* THE REQUEST:
Extract every line below, verbatim.

**** SUPPLIED RECORDS ****

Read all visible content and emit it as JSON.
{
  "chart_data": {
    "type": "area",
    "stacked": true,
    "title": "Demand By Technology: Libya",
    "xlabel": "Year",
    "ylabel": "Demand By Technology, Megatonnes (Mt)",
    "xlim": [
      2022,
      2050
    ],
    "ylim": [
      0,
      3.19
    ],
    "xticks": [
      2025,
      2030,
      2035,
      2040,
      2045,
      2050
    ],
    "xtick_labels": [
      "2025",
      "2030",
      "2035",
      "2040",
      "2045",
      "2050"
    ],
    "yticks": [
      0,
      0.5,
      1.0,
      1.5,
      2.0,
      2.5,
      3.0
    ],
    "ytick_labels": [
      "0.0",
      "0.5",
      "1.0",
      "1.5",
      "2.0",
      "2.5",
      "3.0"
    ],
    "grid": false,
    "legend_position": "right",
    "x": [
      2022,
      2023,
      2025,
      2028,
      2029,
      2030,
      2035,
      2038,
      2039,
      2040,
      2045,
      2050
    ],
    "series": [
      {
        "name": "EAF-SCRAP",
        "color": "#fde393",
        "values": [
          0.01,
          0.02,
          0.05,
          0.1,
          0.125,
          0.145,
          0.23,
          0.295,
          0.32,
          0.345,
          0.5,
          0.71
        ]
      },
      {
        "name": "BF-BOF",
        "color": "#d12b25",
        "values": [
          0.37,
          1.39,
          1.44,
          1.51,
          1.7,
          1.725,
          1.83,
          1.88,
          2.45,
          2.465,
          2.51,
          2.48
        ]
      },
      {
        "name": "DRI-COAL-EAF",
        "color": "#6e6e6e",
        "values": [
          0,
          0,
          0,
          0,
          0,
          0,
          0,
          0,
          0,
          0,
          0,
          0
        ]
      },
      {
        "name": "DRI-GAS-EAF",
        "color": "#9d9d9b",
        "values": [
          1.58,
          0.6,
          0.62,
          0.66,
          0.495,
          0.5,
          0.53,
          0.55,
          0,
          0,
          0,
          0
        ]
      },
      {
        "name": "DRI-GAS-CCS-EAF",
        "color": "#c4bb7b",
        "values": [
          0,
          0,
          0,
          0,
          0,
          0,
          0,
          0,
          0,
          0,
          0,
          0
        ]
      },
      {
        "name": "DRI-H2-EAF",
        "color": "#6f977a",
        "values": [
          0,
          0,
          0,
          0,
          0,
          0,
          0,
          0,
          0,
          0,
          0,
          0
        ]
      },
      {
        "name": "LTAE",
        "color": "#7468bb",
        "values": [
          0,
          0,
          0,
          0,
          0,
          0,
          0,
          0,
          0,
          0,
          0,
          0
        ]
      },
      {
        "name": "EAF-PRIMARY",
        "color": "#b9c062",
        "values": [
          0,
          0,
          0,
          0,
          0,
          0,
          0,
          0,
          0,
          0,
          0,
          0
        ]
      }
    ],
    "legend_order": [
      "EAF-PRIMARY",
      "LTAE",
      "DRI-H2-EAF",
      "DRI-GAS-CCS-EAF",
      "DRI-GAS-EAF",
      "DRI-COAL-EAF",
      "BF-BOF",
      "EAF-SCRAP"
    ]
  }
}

****

* EXERCISE RESPONSE:
Read all visible content and emit it as JSON.
{
  "chart_data": {
    "type": "area",
    "stacked": true,
    "title": "Demand By Technology: Libya",
    "xlabel": "Year",
    "ylabel": "Demand By Technology, Megatonnes (Mt)",
    "xlim": [
      2022,
      2050
    ],
    "ylim": [
      0,
      3.19
    ],
    "xticks": [
      2025,
      2030,
      2035,
      2040,
      2045,
      2050
    ],
    "xtick_labels": [
      "2025",
      "2030",
      "2035",
      "2040",
      "2045",
      "2050"
    ],
    "yticks": [
      0,
      0.5,
      1.0,
      1.5,
      2.0,
      2.5,
      3.0
    ],
    "ytick_labels": [
      "0.0",
      "0.5",
      "1.0",
      "1.5",
      "2.0",
      "2.5",
      "3.0"
    ],
    "grid": false,
    "legend_position": "right",
    "x": [
      2022,
      2023,
      2025,
      2028,
      2029,
      2030,
      2035,
      2038,
      2039,
      2040,
      2045,
      2050
    ],
    "series": [
      {
        "name": "EAF-SCRAP",
        "color": "#fde393",
        "values": [
          0.01,
          0.02,
          0.05,
          0.1,
          0.125,
          0.145,
          0.23,
          0.295,
          0.32,
          0.345,
          0.5,
          0.71
        ]
      },
      {
        "name": "BF-BOF",
        "color": "#d12b25",
        "values": [
          0.37,
          1.39,
          1.44,
          1.51,
          1.7,
          1.725,
          1.83,
          1.88,
          2.45,
          2.465,
          2.51,
          2.48
        ]
      },
      {
        "name": "DRI-COAL-EAF",
        "color": "#6e6e6e",
        "values": [
          0,
          0,
          0,
          0,
          0,
          0,
          0,
          0,
          0,
          0,
          0,
          0
        ]
      },
      {
        "name": "DRI-GAS-EAF",
        "color": "#9d9d9b",
        "values": [
          1.58,
          0.6,
          0.62,
          0.66,
          0.495,
          0.5,
          0.53,
          0.55,
          0,
          0,
          0,
          0
        ]
      },
      {
        "name": "DRI-GAS-CCS-EAF",
        "color": "#c4bb7b",
        "values": [
          0,
          0,
          0,
          0,
          0,
          0,
          0,
          0,
          0,
          0,
          0,
          0
        ]
      },
      {
        "name": "DRI-H2-EAF",
        "color": "#6f977a",
        "values": [
          0,
          0,
          0,
          0,
          0,
          0,
          0,
          0,
          0,
          0,
          0,
          0
        ]
      },
      {
        "name": "LTAE",
        "color": "#7468bb",
        "values": [
          0,
          0,
          0,
          0,
          0,
          0,
          0,
          0,
          0,
          0,
          0,
          0
        ]
      },
      {
        "name": "EAF-PRIMARY",
        "color": "#b9c062",
        "values": [
          0,
          0,
          0,
          0,
          0,
          0,
          0,
          0,
          0,
          0,
          0,
          0
        ]
      }
    ],
    "legend_order": [
      "EAF-PRIMARY",
      "LTAE",
      "DRI-H2-EAF",
      "DRI-GAS-CCS-EAF",
      "DRI-GAS-EAF",
      "DRI-COAL-EAF",
      "BF-BOF",
      "EAF-SCRAP"
    ]
  }
}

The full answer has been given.